Exercise instructions> Give again the records from their first line through the line containing "age-between-label: Age between", replacing every "icon" with "symbol" and changing nothing else.
++++ Material shown
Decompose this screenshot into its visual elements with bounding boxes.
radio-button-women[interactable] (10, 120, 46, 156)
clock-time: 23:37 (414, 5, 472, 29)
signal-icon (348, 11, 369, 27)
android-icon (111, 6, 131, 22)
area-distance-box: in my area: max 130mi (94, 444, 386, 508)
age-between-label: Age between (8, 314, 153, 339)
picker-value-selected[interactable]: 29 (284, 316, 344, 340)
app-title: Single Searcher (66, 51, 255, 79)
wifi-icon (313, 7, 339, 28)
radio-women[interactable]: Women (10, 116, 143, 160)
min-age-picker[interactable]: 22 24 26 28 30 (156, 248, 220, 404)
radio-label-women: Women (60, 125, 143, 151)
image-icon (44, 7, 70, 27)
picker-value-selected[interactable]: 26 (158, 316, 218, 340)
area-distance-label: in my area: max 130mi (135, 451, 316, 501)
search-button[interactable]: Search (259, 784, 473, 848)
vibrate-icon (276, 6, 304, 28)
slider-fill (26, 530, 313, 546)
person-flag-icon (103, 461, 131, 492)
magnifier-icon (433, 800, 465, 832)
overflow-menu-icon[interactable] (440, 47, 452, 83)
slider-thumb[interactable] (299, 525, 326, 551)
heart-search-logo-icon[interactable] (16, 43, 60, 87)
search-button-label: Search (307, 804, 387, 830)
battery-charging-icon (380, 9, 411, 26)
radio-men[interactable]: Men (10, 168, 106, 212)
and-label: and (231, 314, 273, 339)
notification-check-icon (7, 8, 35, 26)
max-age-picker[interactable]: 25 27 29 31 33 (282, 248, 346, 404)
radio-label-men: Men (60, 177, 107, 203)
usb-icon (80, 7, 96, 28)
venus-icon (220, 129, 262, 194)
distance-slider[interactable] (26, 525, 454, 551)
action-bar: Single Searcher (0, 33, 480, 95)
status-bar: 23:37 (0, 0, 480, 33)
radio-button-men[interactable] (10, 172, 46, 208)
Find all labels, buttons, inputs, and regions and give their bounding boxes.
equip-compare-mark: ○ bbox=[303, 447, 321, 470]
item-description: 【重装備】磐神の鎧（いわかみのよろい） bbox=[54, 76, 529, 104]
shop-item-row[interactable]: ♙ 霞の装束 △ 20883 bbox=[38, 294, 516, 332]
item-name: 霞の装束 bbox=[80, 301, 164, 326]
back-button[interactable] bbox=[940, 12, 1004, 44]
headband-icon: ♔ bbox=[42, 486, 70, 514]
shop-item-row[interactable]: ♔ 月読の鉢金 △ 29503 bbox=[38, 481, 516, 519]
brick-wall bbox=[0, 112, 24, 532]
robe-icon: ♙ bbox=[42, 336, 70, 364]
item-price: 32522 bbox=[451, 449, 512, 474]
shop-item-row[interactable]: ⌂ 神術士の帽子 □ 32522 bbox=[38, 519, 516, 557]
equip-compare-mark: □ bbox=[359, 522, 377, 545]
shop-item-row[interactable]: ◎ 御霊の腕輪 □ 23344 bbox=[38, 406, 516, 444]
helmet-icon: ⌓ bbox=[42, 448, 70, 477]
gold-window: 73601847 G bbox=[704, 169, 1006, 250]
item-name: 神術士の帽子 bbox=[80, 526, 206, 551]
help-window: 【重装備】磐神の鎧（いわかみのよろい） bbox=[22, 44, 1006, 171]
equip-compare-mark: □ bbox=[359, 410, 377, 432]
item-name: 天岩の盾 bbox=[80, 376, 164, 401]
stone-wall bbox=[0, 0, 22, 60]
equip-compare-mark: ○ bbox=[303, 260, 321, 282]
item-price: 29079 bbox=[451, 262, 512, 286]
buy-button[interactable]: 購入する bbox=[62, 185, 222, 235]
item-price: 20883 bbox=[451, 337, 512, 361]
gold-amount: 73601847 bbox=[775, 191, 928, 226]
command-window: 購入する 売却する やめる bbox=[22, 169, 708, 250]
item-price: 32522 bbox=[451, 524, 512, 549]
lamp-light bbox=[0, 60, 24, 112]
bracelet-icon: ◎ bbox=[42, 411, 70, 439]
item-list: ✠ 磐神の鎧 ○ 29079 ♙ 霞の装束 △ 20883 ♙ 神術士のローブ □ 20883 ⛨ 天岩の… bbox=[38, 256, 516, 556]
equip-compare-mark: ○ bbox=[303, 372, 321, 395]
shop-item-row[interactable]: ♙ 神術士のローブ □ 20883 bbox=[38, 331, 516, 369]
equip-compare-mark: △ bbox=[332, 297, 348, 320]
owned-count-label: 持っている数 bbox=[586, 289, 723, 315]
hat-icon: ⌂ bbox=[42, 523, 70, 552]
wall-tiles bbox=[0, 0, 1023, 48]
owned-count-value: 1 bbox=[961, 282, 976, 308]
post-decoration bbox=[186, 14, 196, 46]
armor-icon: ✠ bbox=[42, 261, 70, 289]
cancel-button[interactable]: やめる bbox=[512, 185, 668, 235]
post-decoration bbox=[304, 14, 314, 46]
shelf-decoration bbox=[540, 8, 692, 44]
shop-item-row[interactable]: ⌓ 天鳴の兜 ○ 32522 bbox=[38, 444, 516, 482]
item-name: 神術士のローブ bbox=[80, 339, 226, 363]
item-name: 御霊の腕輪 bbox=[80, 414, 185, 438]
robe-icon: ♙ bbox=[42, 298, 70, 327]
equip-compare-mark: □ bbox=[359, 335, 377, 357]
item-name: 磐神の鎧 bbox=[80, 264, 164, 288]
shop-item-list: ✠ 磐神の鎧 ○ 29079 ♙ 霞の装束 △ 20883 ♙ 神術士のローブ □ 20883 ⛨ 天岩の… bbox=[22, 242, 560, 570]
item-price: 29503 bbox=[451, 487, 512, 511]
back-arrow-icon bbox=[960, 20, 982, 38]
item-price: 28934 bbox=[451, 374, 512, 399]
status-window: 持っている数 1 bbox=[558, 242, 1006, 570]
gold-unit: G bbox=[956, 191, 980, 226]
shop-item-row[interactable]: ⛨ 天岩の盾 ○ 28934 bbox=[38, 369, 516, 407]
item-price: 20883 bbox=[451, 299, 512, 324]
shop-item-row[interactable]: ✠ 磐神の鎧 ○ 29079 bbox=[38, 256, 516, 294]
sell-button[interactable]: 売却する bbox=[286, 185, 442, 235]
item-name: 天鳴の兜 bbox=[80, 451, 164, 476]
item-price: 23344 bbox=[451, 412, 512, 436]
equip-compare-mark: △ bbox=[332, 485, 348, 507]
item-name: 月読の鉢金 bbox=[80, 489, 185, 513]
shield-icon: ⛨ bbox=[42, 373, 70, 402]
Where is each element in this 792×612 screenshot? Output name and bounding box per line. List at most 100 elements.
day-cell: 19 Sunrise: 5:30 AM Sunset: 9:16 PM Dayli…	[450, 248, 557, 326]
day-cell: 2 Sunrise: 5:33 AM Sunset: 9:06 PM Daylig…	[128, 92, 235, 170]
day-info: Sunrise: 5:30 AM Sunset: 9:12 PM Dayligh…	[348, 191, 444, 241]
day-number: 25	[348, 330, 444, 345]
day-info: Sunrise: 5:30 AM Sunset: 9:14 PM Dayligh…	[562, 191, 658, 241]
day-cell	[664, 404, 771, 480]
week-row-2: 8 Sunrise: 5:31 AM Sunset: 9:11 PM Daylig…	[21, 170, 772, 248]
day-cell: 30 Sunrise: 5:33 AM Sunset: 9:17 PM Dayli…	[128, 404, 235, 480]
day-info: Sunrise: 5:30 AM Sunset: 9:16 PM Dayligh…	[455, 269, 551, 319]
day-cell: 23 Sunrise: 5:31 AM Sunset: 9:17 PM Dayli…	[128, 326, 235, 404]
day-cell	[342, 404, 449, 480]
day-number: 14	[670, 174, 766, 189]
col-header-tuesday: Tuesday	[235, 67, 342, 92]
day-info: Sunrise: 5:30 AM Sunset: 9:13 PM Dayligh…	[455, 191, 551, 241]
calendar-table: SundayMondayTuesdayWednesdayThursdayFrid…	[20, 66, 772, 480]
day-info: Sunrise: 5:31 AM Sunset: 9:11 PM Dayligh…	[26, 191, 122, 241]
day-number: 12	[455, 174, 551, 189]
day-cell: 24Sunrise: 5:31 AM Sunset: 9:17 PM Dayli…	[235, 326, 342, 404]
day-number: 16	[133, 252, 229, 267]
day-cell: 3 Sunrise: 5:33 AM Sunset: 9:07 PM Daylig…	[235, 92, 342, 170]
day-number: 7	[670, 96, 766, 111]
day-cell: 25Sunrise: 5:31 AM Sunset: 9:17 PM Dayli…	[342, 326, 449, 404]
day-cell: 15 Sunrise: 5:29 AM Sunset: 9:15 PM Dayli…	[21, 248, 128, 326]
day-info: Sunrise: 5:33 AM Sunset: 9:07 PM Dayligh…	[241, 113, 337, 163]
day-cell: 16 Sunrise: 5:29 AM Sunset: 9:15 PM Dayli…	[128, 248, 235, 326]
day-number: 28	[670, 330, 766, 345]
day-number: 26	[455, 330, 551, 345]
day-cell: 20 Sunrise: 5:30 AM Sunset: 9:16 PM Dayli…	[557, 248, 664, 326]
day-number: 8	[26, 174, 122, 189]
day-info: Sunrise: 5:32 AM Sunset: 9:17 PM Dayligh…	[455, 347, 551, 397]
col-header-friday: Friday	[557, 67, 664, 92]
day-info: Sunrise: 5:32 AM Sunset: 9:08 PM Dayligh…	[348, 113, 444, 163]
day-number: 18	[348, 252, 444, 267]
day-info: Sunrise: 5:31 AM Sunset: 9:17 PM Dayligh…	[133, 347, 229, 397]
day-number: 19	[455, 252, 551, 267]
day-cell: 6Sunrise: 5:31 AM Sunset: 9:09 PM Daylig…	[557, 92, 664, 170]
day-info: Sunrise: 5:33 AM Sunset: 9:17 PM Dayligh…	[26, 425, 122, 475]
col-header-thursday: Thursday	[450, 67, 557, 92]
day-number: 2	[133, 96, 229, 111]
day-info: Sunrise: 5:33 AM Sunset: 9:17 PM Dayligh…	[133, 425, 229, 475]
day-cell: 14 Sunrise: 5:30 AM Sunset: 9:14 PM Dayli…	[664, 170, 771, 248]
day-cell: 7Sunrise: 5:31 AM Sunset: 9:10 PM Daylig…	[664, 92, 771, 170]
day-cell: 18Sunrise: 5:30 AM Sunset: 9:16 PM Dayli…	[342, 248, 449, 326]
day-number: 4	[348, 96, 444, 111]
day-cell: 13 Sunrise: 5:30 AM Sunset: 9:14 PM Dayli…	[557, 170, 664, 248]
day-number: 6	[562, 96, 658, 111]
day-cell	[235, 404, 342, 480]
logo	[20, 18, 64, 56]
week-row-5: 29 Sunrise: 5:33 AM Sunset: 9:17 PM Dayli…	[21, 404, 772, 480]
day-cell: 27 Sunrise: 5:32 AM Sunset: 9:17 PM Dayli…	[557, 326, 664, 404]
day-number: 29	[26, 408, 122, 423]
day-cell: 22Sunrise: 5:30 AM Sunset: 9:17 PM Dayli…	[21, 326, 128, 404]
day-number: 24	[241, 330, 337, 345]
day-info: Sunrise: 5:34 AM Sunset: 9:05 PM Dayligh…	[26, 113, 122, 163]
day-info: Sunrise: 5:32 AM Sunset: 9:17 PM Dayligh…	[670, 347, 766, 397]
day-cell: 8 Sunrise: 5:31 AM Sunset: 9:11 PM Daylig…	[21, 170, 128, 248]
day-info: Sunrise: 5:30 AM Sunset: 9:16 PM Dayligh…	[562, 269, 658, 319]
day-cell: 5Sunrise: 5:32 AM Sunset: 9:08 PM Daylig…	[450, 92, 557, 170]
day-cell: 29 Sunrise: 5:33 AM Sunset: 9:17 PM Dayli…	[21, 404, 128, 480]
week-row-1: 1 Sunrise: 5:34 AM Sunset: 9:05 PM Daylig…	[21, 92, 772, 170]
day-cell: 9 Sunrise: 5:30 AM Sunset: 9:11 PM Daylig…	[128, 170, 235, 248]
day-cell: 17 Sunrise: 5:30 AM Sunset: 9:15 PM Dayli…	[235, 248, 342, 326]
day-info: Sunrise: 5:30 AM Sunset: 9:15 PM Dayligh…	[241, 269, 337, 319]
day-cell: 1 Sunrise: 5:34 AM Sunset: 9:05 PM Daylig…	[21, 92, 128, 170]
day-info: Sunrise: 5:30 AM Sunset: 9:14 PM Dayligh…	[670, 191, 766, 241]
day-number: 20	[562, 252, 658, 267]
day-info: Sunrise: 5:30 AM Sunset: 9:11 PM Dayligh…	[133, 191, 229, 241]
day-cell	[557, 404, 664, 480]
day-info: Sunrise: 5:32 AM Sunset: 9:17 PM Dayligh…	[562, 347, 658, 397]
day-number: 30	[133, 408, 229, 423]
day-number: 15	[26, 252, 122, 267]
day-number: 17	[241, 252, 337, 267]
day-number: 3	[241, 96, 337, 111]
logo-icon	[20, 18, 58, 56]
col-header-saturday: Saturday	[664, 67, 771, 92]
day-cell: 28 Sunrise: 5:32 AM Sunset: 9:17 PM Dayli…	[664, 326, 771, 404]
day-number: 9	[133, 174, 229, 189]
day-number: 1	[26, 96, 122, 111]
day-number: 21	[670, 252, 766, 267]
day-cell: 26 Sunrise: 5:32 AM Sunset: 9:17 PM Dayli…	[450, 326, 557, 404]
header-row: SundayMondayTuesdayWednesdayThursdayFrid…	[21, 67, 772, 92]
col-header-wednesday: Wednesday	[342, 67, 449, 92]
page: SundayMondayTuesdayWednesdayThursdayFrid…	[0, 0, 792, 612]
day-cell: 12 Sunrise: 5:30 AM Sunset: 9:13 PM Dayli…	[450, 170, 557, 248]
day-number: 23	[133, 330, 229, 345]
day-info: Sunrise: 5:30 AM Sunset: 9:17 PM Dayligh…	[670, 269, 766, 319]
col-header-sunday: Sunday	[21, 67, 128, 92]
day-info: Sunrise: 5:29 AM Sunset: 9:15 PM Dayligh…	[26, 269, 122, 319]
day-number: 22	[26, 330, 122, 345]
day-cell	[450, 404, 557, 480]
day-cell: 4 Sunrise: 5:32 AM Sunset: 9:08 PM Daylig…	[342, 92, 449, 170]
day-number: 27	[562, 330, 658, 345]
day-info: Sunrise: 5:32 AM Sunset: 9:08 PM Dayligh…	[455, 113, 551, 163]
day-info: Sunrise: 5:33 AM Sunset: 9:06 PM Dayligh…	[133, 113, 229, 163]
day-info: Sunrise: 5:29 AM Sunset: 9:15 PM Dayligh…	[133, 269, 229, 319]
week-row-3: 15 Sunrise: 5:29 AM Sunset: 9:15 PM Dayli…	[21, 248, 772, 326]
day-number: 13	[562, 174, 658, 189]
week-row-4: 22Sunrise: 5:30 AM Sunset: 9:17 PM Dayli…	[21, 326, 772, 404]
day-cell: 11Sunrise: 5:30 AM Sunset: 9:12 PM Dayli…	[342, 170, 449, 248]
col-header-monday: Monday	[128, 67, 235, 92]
++++++++
Result>
Decompose this screenshot into its visual elements with bounding boxes.
radio-button-women[interactable] (10, 120, 46, 156)
clock-time: 23:37 (414, 5, 472, 29)
signal-symbol (348, 11, 369, 27)
android-symbol (111, 6, 131, 22)
area-distance-box: in my area: max 130mi (94, 444, 386, 508)
age-between-label: Age between (8, 314, 153, 339)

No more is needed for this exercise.